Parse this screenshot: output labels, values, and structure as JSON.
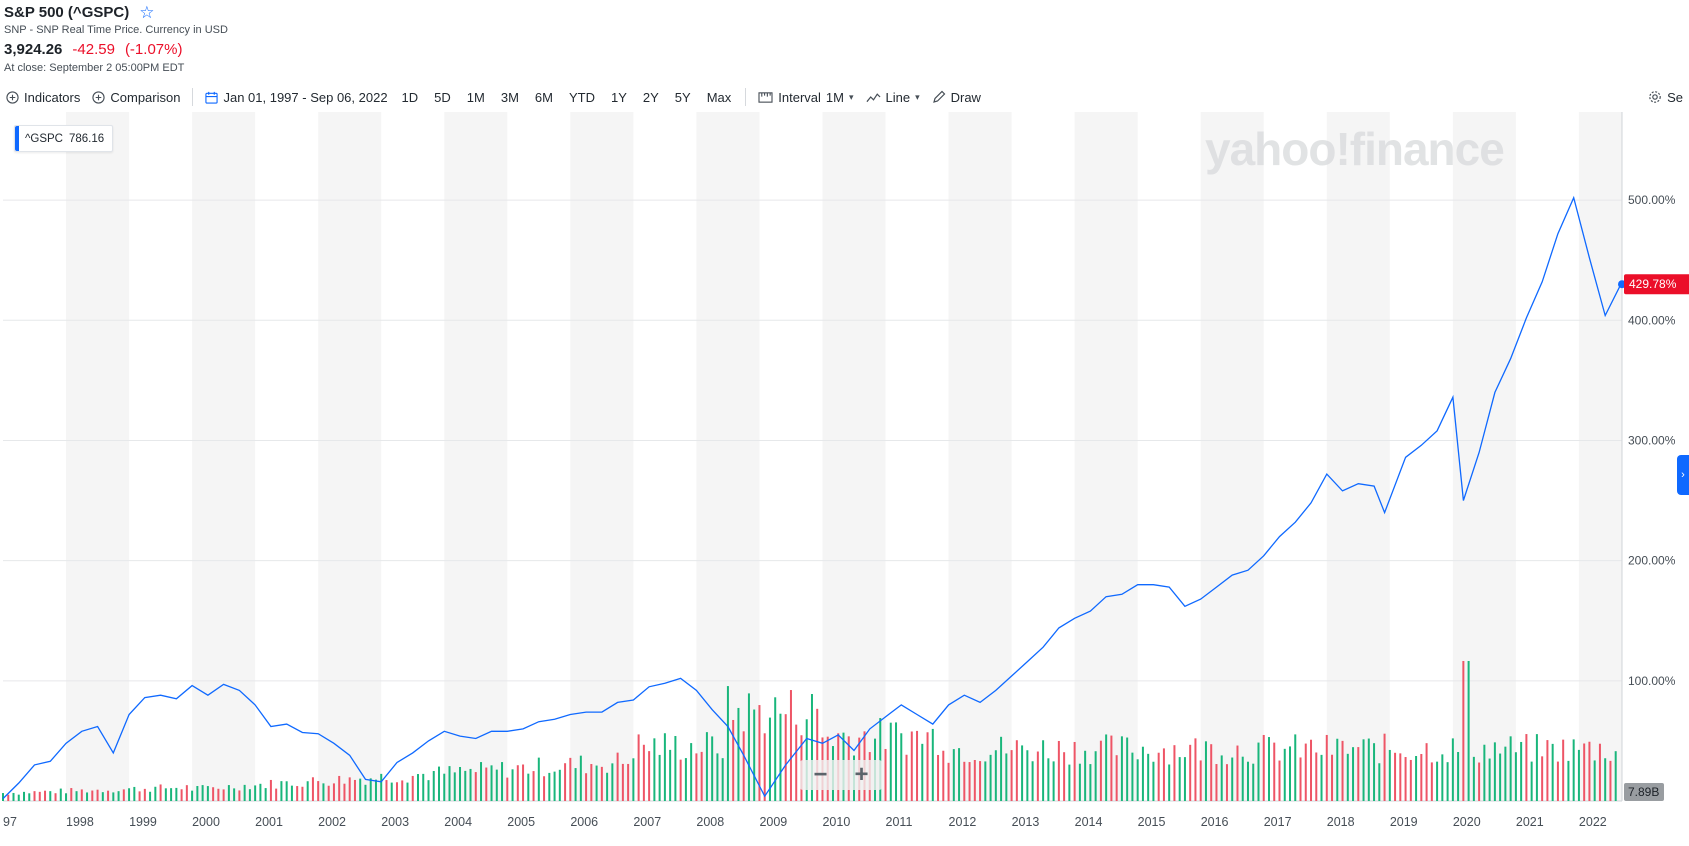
{
  "header": {
    "title": "S&P 500 (^GSPC)",
    "subtitle": "SNP - SNP Real Time Price. Currency in USD",
    "price": "3,924.26",
    "change": "-42.59",
    "change_pct": "(-1.07%)",
    "close_time": "At close: September 2 05:00PM EDT"
  },
  "toolbar": {
    "indicators": "Indicators",
    "comparison": "Comparison",
    "date_range": "Jan 01, 1997 - Sep 06, 2022",
    "ranges": [
      "1D",
      "5D",
      "1M",
      "3M",
      "6M",
      "YTD",
      "1Y",
      "2Y",
      "5Y",
      "Max"
    ],
    "interval_label": "Interval",
    "interval_value": "1M",
    "chart_type": "Line",
    "draw": "Draw",
    "settings": "Se"
  },
  "legend": {
    "symbol": "^GSPC",
    "value": "786.16"
  },
  "watermark": "yahoo!finance",
  "zoom": {
    "minus": "−",
    "plus": "+"
  },
  "colors": {
    "line": "#0f69ff",
    "volume_up": "#19b67b",
    "volume_down": "#ee5566",
    "last_badge": "#eb0f29",
    "volume_badge": "#999da1"
  },
  "chart_data": {
    "type": "line",
    "title": "",
    "x": [
      "1997-01",
      "1997-04",
      "1997-07",
      "1997-10",
      "1998-01",
      "1998-04",
      "1998-07",
      "1998-10",
      "1999-01",
      "1999-04",
      "1999-07",
      "1999-10",
      "2000-01",
      "2000-04",
      "2000-07",
      "2000-10",
      "2001-01",
      "2001-04",
      "2001-07",
      "2001-10",
      "2002-01",
      "2002-04",
      "2002-07",
      "2002-10",
      "2003-01",
      "2003-04",
      "2003-07",
      "2003-10",
      "2004-01",
      "2004-04",
      "2004-07",
      "2004-10",
      "2005-01",
      "2005-04",
      "2005-07",
      "2005-10",
      "2006-01",
      "2006-04",
      "2006-07",
      "2006-10",
      "2007-01",
      "2007-04",
      "2007-07",
      "2007-10",
      "2008-01",
      "2008-04",
      "2008-07",
      "2008-10",
      "2009-02",
      "2009-06",
      "2009-10",
      "2010-01",
      "2010-04",
      "2010-07",
      "2010-10",
      "2011-01",
      "2011-04",
      "2011-07",
      "2011-10",
      "2012-01",
      "2012-04",
      "2012-07",
      "2012-10",
      "2013-01",
      "2013-04",
      "2013-07",
      "2013-10",
      "2014-01",
      "2014-04",
      "2014-07",
      "2014-10",
      "2015-01",
      "2015-04",
      "2015-07",
      "2015-10",
      "2016-01",
      "2016-04",
      "2016-07",
      "2016-10",
      "2017-01",
      "2017-04",
      "2017-07",
      "2017-10",
      "2018-01",
      "2018-04",
      "2018-07",
      "2018-10",
      "2018-12",
      "2019-04",
      "2019-07",
      "2019-10",
      "2020-01",
      "2020-03",
      "2020-06",
      "2020-09",
      "2020-12",
      "2021-03",
      "2021-06",
      "2021-09",
      "2021-12",
      "2022-03",
      "2022-06",
      "2022-09"
    ],
    "series": [
      {
        "values": [
          2,
          15,
          30,
          33,
          48,
          58,
          62,
          40,
          72,
          86,
          88,
          85,
          96,
          88,
          97,
          92,
          80,
          62,
          64,
          57,
          56,
          48,
          38,
          18,
          16,
          32,
          40,
          50,
          58,
          54,
          52,
          58,
          58,
          60,
          66,
          68,
          72,
          74,
          74,
          82,
          84,
          95,
          98,
          102,
          92,
          76,
          62,
          38,
          4,
          30,
          52,
          48,
          55,
          42,
          60,
          70,
          80,
          72,
          64,
          80,
          88,
          82,
          92,
          104,
          116,
          128,
          144,
          152,
          158,
          170,
          172,
          180,
          180,
          178,
          162,
          168,
          178,
          188,
          192,
          204,
          220,
          232,
          248,
          272,
          258,
          264,
          262,
          240,
          286,
          296,
          308,
          336,
          250,
          290,
          340,
          368,
          402,
          432,
          472,
          502,
          452,
          404,
          430
        ]
      }
    ],
    "volume": {
      "unit": "B",
      "last_value": "7.89B",
      "note": "monthly volume bars, green = up month, red = down month"
    },
    "xaxis_ticks": [
      "97",
      "1998",
      "1999",
      "2000",
      "2001",
      "2002",
      "2003",
      "2004",
      "2005",
      "2006",
      "2007",
      "2008",
      "2009",
      "2010",
      "2011",
      "2012",
      "2013",
      "2014",
      "2015",
      "2016",
      "2017",
      "2018",
      "2019",
      "2020",
      "2021",
      "2022"
    ],
    "yaxis_ticks": [
      "100.00%",
      "200.00%",
      "300.00%",
      "400.00%",
      "500.00%"
    ],
    "ylim": [
      0,
      540
    ],
    "last_value_label": "429.78%",
    "grid": true,
    "legend": "top-left"
  }
}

════════

_Problem details_
Return all of the data exactly as written, and drop the pictures.

_Finished task_
Parse this screenshot: output labels, values, and structure as JSON.
{
  "header": {
    "title": "S&P 500 (^GSPC)",
    "subtitle": "SNP - SNP Real Time Price. Currency in USD",
    "price": "3,924.26",
    "change": "-42.59",
    "change_pct": "(-1.07%)",
    "close_time": "At close: September 2 05:00PM EDT"
  },
  "toolbar": {
    "indicators": "Indicators",
    "comparison": "Comparison",
    "date_range": "Jan 01, 1997 - Sep 06, 2022",
    "ranges": [
      "1D",
      "5D",
      "1M",
      "3M",
      "6M",
      "YTD",
      "1Y",
      "2Y",
      "5Y",
      "Max"
    ],
    "interval_label": "Interval",
    "interval_value": "1M",
    "chart_type": "Line",
    "draw": "Draw",
    "settings": "Se"
  },
  "legend": {
    "symbol": "^GSPC",
    "value": "786.16"
  },
  "watermark": "yahoo!finance",
  "zoom": {
    "minus": "−",
    "plus": "+"
  },
  "colors": {
    "line": "#0f69ff",
    "volume_up": "#19b67b",
    "volume_down": "#ee5566",
    "last_badge": "#eb0f29",
    "volume_badge": "#999da1"
  },
  "chart_data": {
    "type": "line",
    "title": "",
    "x": [
      "1997-01",
      "1997-04",
      "1997-07",
      "1997-10",
      "1998-01",
      "1998-04",
      "1998-07",
      "1998-10",
      "1999-01",
      "1999-04",
      "1999-07",
      "1999-10",
      "2000-01",
      "2000-04",
      "2000-07",
      "2000-10",
      "2001-01",
      "2001-04",
      "2001-07",
      "2001-10",
      "2002-01",
      "2002-04",
      "2002-07",
      "2002-10",
      "2003-01",
      "2003-04",
      "2003-07",
      "2003-10",
      "2004-01",
      "2004-04",
      "2004-07",
      "2004-10",
      "2005-01",
      "2005-04",
      "2005-07",
      "2005-10",
      "2006-01",
      "2006-04",
      "2006-07",
      "2006-10",
      "2007-01",
      "2007-04",
      "2007-07",
      "2007-10",
      "2008-01",
      "2008-04",
      "2008-07",
      "2008-10",
      "2009-02",
      "2009-06",
      "2009-10",
      "2010-01",
      "2010-04",
      "2010-07",
      "2010-10",
      "2011-01",
      "2011-04",
      "2011-07",
      "2011-10",
      "2012-01",
      "2012-04",
      "2012-07",
      "2012-10",
      "2013-01",
      "2013-04",
      "2013-07",
      "2013-10",
      "2014-01",
      "2014-04",
      "2014-07",
      "2014-10",
      "2015-01",
      "2015-04",
      "2015-07",
      "2015-10",
      "2016-01",
      "2016-04",
      "2016-07",
      "2016-10",
      "2017-01",
      "2017-04",
      "2017-07",
      "2017-10",
      "2018-01",
      "2018-04",
      "2018-07",
      "2018-10",
      "2018-12",
      "2019-04",
      "2019-07",
      "2019-10",
      "2020-01",
      "2020-03",
      "2020-06",
      "2020-09",
      "2020-12",
      "2021-03",
      "2021-06",
      "2021-09",
      "2021-12",
      "2022-03",
      "2022-06",
      "2022-09"
    ],
    "series": [
      {
        "values": [
          2,
          15,
          30,
          33,
          48,
          58,
          62,
          40,
          72,
          86,
          88,
          85,
          96,
          88,
          97,
          92,
          80,
          62,
          64,
          57,
          56,
          48,
          38,
          18,
          16,
          32,
          40,
          50,
          58,
          54,
          52,
          58,
          58,
          60,
          66,
          68,
          72,
          74,
          74,
          82,
          84,
          95,
          98,
          102,
          92,
          76,
          62,
          38,
          4,
          30,
          52,
          48,
          55,
          42,
          60,
          70,
          80,
          72,
          64,
          80,
          88,
          82,
          92,
          104,
          116,
          128,
          144,
          152,
          158,
          170,
          172,
          180,
          180,
          178,
          162,
          168,
          178,
          188,
          192,
          204,
          220,
          232,
          248,
          272,
          258,
          264,
          262,
          240,
          286,
          296,
          308,
          336,
          250,
          290,
          340,
          368,
          402,
          432,
          472,
          502,
          452,
          404,
          430
        ]
      }
    ],
    "volume": {
      "unit": "B",
      "last_value": "7.89B",
      "note": "monthly volume bars, green = up month, red = down month"
    },
    "xaxis_ticks": [
      "97",
      "1998",
      "1999",
      "2000",
      "2001",
      "2002",
      "2003",
      "2004",
      "2005",
      "2006",
      "2007",
      "2008",
      "2009",
      "2010",
      "2011",
      "2012",
      "2013",
      "2014",
      "2015",
      "2016",
      "2017",
      "2018",
      "2019",
      "2020",
      "2021",
      "2022"
    ],
    "yaxis_ticks": [
      "100.00%",
      "200.00%",
      "300.00%",
      "400.00%",
      "500.00%"
    ],
    "ylim": [
      0,
      540
    ],
    "last_value_label": "429.78%",
    "grid": true,
    "legend": "top-left"
  }
}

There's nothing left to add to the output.